======== SUPPLIED RECORDS

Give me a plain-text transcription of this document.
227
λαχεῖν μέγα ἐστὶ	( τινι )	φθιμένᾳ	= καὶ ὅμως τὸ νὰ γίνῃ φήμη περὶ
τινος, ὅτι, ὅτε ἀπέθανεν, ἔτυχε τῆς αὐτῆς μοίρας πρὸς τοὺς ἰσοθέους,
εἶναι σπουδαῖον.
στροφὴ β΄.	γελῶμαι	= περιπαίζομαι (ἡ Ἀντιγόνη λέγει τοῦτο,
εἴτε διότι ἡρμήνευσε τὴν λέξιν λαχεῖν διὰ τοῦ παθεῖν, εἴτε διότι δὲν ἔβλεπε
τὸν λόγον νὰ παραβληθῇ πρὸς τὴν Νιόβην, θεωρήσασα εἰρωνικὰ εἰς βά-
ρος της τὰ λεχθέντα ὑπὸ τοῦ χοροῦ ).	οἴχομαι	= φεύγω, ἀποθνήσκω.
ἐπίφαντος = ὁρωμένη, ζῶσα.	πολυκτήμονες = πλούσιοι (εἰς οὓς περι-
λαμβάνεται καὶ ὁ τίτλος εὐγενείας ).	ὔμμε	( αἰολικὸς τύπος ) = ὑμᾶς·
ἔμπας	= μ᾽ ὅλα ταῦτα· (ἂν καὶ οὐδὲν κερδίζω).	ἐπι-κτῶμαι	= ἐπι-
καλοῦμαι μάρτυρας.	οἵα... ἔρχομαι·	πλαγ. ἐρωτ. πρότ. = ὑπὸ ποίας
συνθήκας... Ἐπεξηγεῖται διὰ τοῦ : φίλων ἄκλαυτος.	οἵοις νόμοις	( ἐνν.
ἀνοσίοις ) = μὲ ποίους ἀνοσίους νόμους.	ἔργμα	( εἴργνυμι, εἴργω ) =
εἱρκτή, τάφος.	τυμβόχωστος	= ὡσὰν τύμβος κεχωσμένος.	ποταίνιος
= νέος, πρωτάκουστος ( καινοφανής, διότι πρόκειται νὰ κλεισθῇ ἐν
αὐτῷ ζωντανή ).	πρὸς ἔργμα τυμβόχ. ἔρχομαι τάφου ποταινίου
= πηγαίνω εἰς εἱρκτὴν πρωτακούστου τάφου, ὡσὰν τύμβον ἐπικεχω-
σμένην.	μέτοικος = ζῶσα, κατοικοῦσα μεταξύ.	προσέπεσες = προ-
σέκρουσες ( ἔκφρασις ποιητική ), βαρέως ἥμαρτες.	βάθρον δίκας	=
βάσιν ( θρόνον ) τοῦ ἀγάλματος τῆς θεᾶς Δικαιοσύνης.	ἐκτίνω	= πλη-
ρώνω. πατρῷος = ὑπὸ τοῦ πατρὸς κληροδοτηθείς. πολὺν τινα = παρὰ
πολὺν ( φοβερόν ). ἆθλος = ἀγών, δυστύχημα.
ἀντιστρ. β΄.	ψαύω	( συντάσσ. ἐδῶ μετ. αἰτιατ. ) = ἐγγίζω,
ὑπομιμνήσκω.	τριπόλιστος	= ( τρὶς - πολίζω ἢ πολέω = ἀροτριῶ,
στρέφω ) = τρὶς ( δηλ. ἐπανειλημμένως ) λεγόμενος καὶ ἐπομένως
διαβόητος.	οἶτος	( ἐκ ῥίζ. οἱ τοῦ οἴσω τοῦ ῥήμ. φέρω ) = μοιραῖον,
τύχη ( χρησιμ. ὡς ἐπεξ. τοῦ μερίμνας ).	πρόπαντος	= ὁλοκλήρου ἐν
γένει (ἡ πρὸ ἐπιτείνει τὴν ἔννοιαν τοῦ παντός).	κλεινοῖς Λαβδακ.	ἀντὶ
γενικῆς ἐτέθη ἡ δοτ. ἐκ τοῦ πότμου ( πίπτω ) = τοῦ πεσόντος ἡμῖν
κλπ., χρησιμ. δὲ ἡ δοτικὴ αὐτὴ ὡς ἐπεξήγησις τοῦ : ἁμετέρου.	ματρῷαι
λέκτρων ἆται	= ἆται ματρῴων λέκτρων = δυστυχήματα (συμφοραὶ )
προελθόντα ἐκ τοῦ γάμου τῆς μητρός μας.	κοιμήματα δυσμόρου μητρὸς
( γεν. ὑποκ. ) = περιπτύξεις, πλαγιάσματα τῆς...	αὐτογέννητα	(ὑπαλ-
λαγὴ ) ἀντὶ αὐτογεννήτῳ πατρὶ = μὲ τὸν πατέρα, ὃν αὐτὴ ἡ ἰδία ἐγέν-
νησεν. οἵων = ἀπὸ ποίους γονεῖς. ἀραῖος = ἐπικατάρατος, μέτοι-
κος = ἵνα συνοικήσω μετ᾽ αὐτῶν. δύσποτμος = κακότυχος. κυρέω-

================

§ YOUR TASK
Output all of the material exactly as written.

§ THE OUTPUT
Give me a plain-text transcription of this document.
227
λαχεῖν μέγα ἐστὶ	( τινι )	φθιμένᾳ	= καὶ ὅμως τὸ νὰ γίνῃ φήμη περὶ
τινος, ὅτι, ὅτε ἀπέθανεν, ἔτυχε τῆς αὐτῆς μοίρας πρὸς τοὺς ἰσοθέους,
εἶναι σπουδαῖον.
στροφὴ β΄.	γελῶμαι	= περιπαίζομαι (ἡ Ἀντιγόνη λέγει τοῦτο,
εἴτε διότι ἡρμήνευσε τὴν λέξιν λαχεῖν διὰ τοῦ παθεῖν, εἴτε διότι δὲν ἔβλεπε
τὸν λόγον νὰ παραβληθῇ πρὸς τὴν Νιόβην, θεωρήσασα εἰρωνικὰ εἰς βά-
ρος της τὰ λεχθέντα ὑπὸ τοῦ χοροῦ ).	οἴχομαι	= φεύγω, ἀποθνήσκω.
ἐπίφαντος = ὁρωμένη, ζῶσα.	πολυκτήμονες = πλούσιοι (εἰς οὓς περι-
λαμβάνεται καὶ ὁ τίτλος εὐγενείας ).	ὔμμε	( αἰολικὸς τύπος ) = ὑμᾶς·
ἔμπας	= μ᾽ ὅλα ταῦτα· (ἂν καὶ οὐδὲν κερδίζω).	ἐπι-κτῶμαι	= ἐπι-
καλοῦμαι μάρτυρας.	οἵα... ἔρχομαι·	πλαγ. ἐρωτ. πρότ. = ὑπὸ ποίας
συνθήκας... Ἐπεξηγεῖται διὰ τοῦ : φίλων ἄκλαυτος.	οἵοις νόμοις	( ἐνν.
ἀνοσίοις ) = μὲ ποίους ἀνοσίους νόμους.	ἔργμα	( εἴργνυμι, εἴργω ) =
εἱρκτή, τάφος.	τυμβόχωστος	= ὡσὰν τύμβος κεχωσμένος.	ποταίνιος
= νέος, πρωτάκουστος ( καινοφανής, διότι πρόκειται νὰ κλεισθῇ ἐν
αὐτῷ ζωντανή ).	πρὸς ἔργμα τυμβόχ. ἔρχομαι τάφου ποταινίου
= πηγαίνω εἰς εἱρκτὴν πρωτακούστου τάφου, ὡσὰν τύμβον ἐπικεχω-
σμένην.	μέτοικος = ζῶσα, κατοικοῦσα μεταξύ.	προσέπεσες = προ-
σέκρουσες ( ἔκφρασις ποιητική ), βαρέως ἥμαρτες.	βάθρον δίκας	=
βάσιν ( θρόνον ) τοῦ ἀγάλματος τῆς θεᾶς Δικαιοσύνης.	ἐκτίνω	= πλη-
ρώνω. πατρῷος = ὑπὸ τοῦ πατρὸς κληροδοτηθείς. πολὺν τινα = παρὰ
πολὺν ( φοβερόν ). ἆθλος = ἀγών, δυστύχημα.
ἀντιστρ. β΄.	ψαύω	( συντάσσ. ἐδῶ μετ. αἰτιατ. ) = ἐγγίζω,
ὑπομιμνήσκω.	τριπόλιστος	= ( τρὶς - πολίζω ἢ πολέω = ἀροτριῶ,
στρέφω ) = τρὶς ( δηλ. ἐπανειλημμένως ) λεγόμενος καὶ ἐπομένως
διαβόητος.	οἶτος	( ἐκ ῥίζ. οἱ τοῦ οἴσω τοῦ ῥήμ. φέρω ) = μοιραῖον,
τύχη ( χρησιμ. ὡς ἐπεξ. τοῦ μερίμνας ).	πρόπαντος	= ὁλοκλήρου ἐν
γένει (ἡ πρὸ ἐπιτείνει τὴν ἔννοιαν τοῦ παντός).	κλεινοῖς Λαβδακ.	ἀντὶ
γενικῆς ἐτέθη ἡ δοτ. ἐκ τοῦ πότμου ( πίπτω ) = τοῦ πεσόντος ἡμῖν
κλπ., χρησιμ. δὲ ἡ δοτικὴ αὐτὴ ὡς ἐπεξήγησις τοῦ : ἁμετέρου.	ματρῷαι
λέκτρων ἆται	= ἆται ματρῴων λέκτρων = δυστυχήματα (συμφοραὶ )
προελθόντα ἐκ τοῦ γάμου τῆς μητρός μας.	κοιμήματα δυσμόρου μητρὸς
( γεν. ὑποκ. ) = περιπτύξεις, πλαγιάσματα τῆς...	αὐτογέννητα	(ὑπαλ-
λαγὴ ) ἀντὶ αὐτογεννήτῳ πατρὶ = μὲ τὸν πατέρα, ὃν αὐτὴ ἡ ἰδία ἐγέν-
νησεν. οἵων = ἀπὸ ποίους γονεῖς. ἀραῖος = ἐπικατάρατος, μέτοι-
κος = ἵνα συνοικήσω μετ᾽ αὐτῶν. δύσποτμος = κακότυχος. κυρέω-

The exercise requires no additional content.